Stated goal: Recast every line of the records below as a Markdown table with the columns "Row" and "Line", numbering each row and skipping blank lines. Leave the pictures out of your answer.

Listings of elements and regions
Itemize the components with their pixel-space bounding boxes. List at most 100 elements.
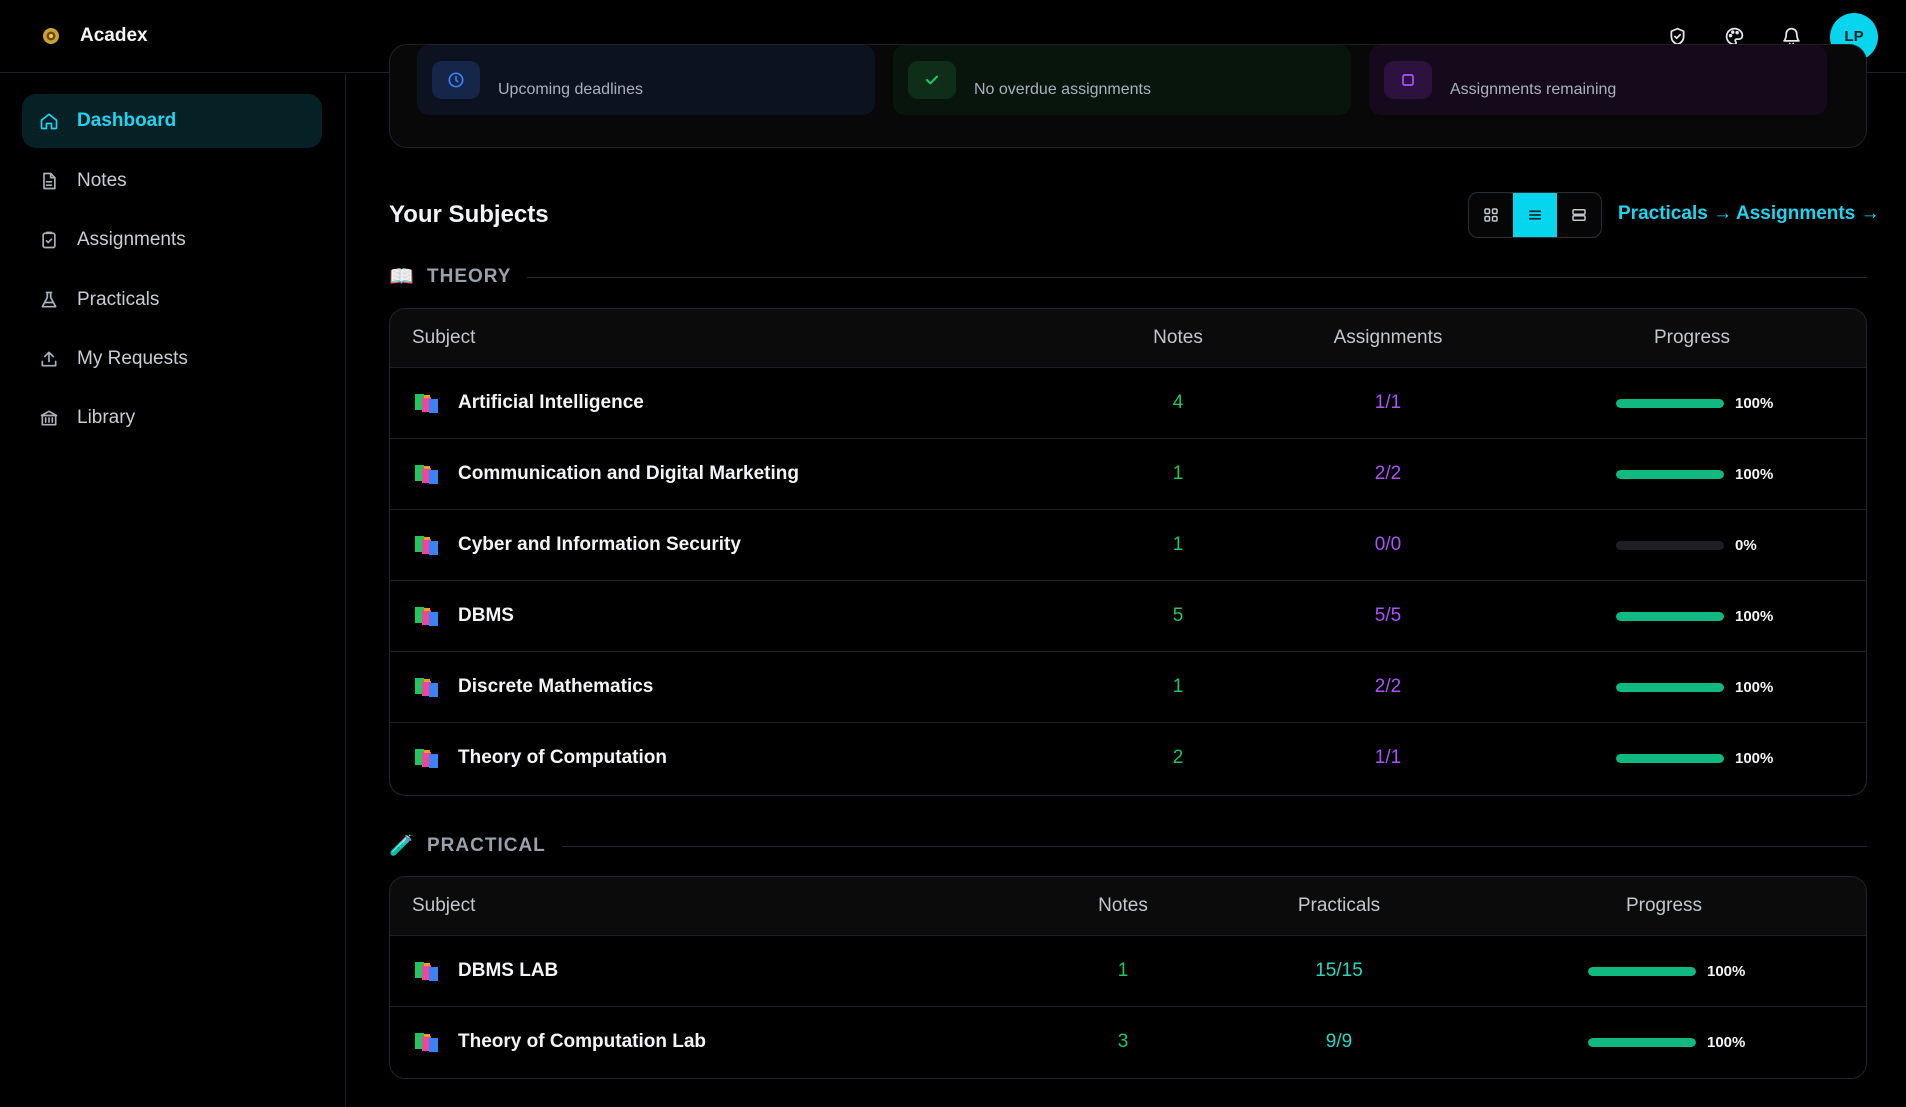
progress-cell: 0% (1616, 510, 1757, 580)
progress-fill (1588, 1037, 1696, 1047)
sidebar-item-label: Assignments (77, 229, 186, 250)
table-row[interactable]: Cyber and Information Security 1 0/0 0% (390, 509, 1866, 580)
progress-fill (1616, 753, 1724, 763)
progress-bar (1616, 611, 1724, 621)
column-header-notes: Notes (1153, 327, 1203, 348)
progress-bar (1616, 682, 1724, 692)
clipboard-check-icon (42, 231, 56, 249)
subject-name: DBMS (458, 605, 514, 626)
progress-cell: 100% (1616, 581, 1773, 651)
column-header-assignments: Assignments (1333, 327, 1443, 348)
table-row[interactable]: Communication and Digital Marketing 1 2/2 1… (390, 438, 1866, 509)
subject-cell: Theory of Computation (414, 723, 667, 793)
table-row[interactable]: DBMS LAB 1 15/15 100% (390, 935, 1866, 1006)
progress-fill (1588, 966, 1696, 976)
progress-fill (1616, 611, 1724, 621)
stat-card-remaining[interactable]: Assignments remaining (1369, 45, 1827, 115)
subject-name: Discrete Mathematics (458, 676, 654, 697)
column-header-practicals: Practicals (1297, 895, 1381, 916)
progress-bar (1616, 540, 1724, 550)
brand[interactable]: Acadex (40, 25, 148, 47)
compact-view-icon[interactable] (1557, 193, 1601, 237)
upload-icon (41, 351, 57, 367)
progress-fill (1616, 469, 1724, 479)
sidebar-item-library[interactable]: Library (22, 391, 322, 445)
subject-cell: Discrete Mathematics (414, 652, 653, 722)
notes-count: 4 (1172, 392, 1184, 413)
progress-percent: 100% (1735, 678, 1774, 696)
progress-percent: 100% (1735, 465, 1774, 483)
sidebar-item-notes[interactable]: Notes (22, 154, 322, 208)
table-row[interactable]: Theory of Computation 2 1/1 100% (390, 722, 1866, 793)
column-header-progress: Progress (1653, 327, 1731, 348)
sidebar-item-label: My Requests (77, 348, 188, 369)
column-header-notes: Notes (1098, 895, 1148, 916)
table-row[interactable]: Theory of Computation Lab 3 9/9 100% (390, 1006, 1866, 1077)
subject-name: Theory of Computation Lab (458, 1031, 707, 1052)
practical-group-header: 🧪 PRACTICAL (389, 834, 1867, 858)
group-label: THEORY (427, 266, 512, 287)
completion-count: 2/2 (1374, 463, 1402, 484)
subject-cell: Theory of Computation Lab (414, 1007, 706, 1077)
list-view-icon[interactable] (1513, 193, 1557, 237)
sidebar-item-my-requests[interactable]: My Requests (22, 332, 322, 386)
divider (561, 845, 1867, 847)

Written solution:
| Row | Line |
|---|---|
| 1 | Itemize the components with their pixel-space bounding boxes. List at most 100 elements. |
| 2 | progress-cell: 0% (1616, 510, 1757, 580) |
| 3 | progress-fill (1588, 1037, 1696, 1047) |
| 4 | sidebar-item-label: Assignments (77, 229, 186, 250) |
| 5 | table-row[interactable]: Cyber and Information Security 1 0/0 0% (390, 509, 1866, 580) |
| 6 | progress-fill (1616, 753, 1724, 763) |
| 7 | progress-bar (1616, 611, 1724, 621) |
| 8 | column-header-notes: Notes (1153, 327, 1203, 348) |
| 9 | progress-bar (1616, 682, 1724, 692) |
| 10 | clipboard-check-icon (42, 231, 56, 249) |
| 11 | subject-name: DBMS (458, 605, 514, 626) |
| 12 | progress-cell: 100% (1616, 581, 1773, 651) |
| 13 | column-header-assignments: Assignments (1333, 327, 1443, 348) |
| 14 | table-row[interactable]: Communication and Digital Marketing 1 2/2 1… (390, 438, 1866, 509) |
| 15 | subject-cell: Theory of Computation (414, 723, 667, 793) |
| 16 | table-row[interactable]: DBMS LAB 1 15/15 100% (390, 935, 1866, 1006) |
| 17 | progress-fill (1588, 966, 1696, 976) |
| 18 | progress-fill (1616, 611, 1724, 621) |
| 19 | stat-card-remaining[interactable]: Assignments remaining (1369, 45, 1827, 115) |
| 20 | subject-name: Discrete Mathematics (458, 676, 654, 697) |
| 21 | column-header-practicals: Practicals (1297, 895, 1381, 916) |
| 22 | progress-bar (1616, 540, 1724, 550) |
| 23 | brand[interactable]: Acadex (40, 25, 148, 47) |
| 24 | compact-view-icon[interactable] (1557, 193, 1601, 237) |
| 25 | upload-icon (41, 351, 57, 367) |
| 26 | progress-fill (1616, 469, 1724, 479) |
| 27 | sidebar-item-library[interactable]: Library (22, 391, 322, 445) |
| 28 | subject-cell: Discrete Mathematics (414, 652, 653, 722) |
| 29 | notes-count: 4 (1172, 392, 1184, 413) |
| 30 | progress-percent: 100% (1735, 678, 1774, 696) |
| 31 | progress-percent: 100% (1735, 465, 1774, 483) |
| 32 | sidebar-item-notes[interactable]: Notes (22, 154, 322, 208) |
| 33 | table-row[interactable]: Theory of Computation 2 1/1 100% (390, 722, 1866, 793) |
| 34 | column-header-progress: Progress (1653, 327, 1731, 348) |
| 35 | sidebar-item-label: My Requests (77, 348, 188, 369) |
| 36 | column-header-notes: Notes (1098, 895, 1148, 916) |
| 37 | table-row[interactable]: Theory of Computation Lab 3 9/9 100% (390, 1006, 1866, 1077) |
| 38 | subject-name: Theory of Computation Lab (458, 1031, 707, 1052) |
| 39 | practical-group-header: 🧪 PRACTICAL (389, 834, 1867, 858) |
| 40 | group-label: THEORY (427, 266, 512, 287) |
| 41 | completion-count: 2/2 (1374, 463, 1402, 484) |
| 42 | subject-cell: Theory of Computation Lab (414, 1007, 706, 1077) |
| 43 | list-view-icon[interactable] (1513, 193, 1557, 237) |
| 44 | sidebar-item-my-requests[interactable]: My Requests (22, 332, 322, 386) |
| 45 | divider (561, 845, 1867, 847) |